» **WORK INSTRUCTIONS**: Tally the lines in the listing below that contain "pressure" and report the tally alone.

» **RECORD EXTRACTS**:
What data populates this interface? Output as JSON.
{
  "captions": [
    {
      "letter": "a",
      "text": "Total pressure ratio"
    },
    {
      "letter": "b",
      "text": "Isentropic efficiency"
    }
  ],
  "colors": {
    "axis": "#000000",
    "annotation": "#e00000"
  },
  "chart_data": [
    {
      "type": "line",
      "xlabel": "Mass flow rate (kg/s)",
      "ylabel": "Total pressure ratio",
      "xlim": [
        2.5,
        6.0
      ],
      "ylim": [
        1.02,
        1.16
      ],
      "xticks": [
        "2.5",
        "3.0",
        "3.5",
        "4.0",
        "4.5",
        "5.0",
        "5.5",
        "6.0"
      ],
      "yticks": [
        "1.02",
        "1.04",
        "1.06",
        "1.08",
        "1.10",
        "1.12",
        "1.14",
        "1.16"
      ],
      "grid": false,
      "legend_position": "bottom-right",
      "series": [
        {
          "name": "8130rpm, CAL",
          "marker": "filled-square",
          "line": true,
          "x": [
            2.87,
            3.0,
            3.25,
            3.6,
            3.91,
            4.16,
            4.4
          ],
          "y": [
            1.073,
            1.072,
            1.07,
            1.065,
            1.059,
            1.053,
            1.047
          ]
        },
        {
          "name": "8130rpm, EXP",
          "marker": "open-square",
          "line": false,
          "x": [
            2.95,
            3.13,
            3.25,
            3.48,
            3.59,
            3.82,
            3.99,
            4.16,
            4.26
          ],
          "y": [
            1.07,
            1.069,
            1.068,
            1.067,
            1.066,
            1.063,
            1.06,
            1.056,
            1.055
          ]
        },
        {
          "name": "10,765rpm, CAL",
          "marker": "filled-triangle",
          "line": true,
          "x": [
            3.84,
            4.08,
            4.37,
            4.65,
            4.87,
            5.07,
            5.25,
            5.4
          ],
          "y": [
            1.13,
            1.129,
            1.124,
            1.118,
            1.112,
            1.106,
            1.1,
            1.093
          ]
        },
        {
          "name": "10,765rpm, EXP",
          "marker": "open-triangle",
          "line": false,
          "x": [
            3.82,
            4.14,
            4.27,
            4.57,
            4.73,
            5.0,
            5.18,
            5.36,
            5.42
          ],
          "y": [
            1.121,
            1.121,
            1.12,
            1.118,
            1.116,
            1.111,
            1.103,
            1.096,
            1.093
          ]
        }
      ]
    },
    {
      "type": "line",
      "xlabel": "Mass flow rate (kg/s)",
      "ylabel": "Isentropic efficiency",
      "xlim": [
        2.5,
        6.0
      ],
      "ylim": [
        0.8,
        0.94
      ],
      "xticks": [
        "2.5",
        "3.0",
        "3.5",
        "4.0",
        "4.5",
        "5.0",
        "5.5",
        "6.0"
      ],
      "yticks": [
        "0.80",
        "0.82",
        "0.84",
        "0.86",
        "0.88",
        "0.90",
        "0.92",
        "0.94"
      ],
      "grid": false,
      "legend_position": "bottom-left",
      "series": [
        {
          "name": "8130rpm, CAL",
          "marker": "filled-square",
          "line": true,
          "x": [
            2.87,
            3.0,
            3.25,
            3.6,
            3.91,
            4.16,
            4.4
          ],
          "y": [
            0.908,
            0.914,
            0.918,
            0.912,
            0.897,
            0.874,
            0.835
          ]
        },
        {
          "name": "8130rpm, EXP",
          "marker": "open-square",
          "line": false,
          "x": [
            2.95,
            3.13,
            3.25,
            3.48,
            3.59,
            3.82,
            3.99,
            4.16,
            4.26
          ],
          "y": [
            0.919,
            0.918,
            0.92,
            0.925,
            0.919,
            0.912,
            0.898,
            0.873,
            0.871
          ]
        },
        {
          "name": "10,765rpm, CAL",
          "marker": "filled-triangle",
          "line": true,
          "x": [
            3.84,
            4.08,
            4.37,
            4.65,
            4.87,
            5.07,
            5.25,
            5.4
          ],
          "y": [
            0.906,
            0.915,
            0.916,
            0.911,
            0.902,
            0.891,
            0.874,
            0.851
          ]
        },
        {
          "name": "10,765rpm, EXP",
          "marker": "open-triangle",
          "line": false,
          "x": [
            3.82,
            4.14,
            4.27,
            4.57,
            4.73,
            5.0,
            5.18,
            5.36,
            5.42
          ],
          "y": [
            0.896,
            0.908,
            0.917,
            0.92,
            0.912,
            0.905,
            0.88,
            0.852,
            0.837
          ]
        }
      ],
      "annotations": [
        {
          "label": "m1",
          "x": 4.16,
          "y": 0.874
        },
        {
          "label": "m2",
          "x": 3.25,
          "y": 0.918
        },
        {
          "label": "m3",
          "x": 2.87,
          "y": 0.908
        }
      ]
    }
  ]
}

* * *

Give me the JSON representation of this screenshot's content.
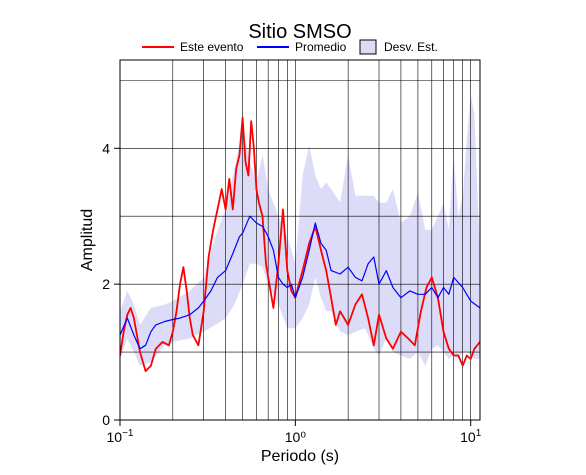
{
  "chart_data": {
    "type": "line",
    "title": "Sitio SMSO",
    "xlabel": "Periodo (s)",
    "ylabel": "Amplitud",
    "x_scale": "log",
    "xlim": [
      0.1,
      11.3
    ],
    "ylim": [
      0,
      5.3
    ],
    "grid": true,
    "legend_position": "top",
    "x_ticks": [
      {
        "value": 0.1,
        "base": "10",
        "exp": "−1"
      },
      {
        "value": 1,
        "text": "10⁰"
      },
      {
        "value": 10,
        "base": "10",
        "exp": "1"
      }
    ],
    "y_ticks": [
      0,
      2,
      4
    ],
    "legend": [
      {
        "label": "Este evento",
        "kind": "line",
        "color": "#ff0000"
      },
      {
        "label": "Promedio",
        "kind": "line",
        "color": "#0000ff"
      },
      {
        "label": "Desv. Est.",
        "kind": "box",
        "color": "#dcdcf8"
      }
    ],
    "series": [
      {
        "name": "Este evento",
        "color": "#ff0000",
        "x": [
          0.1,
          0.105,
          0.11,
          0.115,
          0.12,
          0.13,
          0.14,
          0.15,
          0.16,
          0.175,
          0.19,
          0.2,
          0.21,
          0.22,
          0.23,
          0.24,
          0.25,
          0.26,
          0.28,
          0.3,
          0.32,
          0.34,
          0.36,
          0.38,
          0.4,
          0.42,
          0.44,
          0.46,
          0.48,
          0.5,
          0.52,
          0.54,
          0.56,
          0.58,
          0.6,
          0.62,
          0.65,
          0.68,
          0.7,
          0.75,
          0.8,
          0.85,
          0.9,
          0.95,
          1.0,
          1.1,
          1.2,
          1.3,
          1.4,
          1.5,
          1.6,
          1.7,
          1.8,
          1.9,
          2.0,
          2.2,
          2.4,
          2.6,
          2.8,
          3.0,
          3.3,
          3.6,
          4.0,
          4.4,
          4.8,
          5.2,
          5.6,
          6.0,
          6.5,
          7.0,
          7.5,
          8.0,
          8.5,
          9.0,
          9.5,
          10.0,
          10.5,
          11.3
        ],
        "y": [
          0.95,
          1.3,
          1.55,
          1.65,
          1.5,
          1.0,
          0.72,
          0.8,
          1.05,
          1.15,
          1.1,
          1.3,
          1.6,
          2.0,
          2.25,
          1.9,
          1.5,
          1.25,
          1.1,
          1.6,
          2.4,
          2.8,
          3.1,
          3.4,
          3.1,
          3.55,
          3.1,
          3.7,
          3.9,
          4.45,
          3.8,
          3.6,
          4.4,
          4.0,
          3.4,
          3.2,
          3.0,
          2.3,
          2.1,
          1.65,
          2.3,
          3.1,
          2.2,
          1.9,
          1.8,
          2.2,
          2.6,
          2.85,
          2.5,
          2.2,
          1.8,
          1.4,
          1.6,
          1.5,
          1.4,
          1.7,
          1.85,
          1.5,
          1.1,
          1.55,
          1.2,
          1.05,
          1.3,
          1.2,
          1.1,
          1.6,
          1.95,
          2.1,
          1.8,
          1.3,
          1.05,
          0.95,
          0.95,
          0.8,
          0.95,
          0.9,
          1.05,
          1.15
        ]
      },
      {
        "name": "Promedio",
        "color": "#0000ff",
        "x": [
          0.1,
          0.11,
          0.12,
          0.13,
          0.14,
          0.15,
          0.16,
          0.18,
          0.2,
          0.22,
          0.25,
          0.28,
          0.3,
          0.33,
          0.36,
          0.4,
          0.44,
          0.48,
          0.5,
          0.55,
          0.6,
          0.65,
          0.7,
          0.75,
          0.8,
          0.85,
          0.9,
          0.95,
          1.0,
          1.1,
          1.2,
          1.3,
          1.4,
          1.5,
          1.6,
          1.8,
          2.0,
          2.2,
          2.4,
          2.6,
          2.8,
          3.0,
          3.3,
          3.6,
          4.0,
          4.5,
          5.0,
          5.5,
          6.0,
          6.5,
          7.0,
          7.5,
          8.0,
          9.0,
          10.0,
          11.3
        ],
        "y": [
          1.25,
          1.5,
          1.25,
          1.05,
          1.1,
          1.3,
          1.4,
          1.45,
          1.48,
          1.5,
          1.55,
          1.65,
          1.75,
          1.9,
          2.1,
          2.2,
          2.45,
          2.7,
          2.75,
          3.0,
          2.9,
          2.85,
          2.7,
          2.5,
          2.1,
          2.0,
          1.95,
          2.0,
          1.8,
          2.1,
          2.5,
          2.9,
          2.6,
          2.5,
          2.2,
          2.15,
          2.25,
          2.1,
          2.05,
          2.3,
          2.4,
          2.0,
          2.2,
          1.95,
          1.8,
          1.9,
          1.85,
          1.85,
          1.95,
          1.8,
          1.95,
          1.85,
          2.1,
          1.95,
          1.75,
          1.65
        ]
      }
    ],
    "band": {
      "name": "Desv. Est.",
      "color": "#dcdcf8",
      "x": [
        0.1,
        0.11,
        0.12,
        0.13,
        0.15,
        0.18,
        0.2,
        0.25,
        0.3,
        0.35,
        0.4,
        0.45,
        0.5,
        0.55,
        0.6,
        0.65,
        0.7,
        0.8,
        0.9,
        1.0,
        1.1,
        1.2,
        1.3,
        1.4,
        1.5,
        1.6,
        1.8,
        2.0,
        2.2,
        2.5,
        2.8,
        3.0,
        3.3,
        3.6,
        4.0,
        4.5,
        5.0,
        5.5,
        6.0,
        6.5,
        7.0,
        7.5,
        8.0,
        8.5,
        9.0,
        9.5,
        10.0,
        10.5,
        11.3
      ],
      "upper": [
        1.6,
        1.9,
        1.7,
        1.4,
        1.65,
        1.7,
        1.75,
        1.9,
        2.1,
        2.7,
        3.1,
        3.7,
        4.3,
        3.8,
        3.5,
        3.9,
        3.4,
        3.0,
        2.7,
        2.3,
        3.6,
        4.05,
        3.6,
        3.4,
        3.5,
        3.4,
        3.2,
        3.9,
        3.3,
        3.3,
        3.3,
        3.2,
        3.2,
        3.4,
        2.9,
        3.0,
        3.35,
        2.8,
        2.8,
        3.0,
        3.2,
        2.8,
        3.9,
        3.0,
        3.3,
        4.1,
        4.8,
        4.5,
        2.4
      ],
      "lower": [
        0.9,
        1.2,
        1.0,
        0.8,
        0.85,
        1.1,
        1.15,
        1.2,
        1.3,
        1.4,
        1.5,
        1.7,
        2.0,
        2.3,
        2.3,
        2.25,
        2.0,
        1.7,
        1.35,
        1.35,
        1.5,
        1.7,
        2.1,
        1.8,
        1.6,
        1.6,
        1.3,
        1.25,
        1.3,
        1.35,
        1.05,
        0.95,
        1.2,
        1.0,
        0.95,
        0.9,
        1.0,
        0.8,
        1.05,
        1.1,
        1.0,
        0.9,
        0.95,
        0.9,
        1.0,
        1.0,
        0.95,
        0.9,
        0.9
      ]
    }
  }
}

» **ANSWER TO THIS TASK**: 2